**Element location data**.
============
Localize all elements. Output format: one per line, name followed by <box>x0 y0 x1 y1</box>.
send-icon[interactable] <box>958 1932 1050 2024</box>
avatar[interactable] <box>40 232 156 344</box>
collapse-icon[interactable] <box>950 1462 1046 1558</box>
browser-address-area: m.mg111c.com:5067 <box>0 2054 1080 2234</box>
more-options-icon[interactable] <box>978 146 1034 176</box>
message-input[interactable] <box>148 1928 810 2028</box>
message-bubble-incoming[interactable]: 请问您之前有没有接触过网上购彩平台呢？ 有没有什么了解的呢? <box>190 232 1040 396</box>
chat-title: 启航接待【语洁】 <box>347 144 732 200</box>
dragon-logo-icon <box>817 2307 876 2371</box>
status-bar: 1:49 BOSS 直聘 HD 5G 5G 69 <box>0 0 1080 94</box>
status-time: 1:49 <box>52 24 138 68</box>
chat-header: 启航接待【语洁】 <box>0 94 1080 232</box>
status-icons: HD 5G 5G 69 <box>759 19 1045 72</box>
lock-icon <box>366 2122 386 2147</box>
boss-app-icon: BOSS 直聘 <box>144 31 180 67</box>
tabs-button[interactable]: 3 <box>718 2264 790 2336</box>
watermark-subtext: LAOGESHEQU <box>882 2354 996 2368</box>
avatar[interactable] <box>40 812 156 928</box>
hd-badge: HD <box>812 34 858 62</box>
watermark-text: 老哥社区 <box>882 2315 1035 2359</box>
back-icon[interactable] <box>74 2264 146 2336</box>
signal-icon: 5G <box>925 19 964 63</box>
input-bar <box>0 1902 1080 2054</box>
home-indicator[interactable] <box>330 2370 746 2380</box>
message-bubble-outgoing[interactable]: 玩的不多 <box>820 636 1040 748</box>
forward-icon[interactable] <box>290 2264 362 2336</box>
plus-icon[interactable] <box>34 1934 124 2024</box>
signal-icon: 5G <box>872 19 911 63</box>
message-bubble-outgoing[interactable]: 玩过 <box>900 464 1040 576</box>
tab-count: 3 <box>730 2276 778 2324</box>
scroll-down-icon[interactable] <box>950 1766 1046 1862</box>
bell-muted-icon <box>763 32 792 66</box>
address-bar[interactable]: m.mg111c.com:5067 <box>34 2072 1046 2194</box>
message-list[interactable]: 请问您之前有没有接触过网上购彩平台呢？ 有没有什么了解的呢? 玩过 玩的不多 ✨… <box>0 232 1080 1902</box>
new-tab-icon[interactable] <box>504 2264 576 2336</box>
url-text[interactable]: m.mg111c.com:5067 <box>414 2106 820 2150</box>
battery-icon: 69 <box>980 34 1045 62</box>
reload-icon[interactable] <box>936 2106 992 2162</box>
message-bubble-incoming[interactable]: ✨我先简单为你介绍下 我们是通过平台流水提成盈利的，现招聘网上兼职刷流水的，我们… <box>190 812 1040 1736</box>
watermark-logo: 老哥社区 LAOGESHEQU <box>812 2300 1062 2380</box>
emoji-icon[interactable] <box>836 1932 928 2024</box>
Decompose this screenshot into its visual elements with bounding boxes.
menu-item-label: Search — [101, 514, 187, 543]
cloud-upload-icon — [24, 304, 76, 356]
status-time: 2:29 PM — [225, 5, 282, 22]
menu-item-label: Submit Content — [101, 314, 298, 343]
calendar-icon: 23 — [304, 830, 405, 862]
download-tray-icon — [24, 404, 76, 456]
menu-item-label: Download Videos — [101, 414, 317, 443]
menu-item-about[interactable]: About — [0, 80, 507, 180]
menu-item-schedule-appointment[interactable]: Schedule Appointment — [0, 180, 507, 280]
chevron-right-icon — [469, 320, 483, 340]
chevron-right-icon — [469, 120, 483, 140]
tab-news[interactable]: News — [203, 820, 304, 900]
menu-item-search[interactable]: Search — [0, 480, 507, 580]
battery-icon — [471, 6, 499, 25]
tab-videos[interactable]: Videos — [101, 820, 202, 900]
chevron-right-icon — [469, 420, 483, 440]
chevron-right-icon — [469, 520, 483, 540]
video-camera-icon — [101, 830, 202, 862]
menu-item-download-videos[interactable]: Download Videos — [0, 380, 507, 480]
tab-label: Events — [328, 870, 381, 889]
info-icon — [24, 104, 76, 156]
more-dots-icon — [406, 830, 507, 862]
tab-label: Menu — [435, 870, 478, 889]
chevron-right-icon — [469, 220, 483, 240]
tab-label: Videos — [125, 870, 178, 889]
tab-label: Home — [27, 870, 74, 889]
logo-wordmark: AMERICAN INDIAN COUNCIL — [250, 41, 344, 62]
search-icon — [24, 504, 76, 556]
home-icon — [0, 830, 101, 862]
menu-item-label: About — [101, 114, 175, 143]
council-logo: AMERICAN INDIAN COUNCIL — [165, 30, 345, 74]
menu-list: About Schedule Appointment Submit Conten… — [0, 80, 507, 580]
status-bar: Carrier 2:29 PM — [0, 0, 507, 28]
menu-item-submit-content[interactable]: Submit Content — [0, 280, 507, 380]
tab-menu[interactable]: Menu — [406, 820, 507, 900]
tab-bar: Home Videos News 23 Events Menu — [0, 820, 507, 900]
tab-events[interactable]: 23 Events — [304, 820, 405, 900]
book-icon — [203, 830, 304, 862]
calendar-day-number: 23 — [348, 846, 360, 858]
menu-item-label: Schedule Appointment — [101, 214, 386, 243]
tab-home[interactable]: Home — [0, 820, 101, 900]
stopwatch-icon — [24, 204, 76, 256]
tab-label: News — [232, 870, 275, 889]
============
**WHAT IS ASKED**. List each line in the rows above that contains the string "LAOGESHEQU".

**SOLUTION**.
watermark-subtext: LAOGESHEQU <box>882 2354 996 2368</box>
watermark-logo: 老哥社区 LAOGESHEQU <box>812 2300 1062 2380</box>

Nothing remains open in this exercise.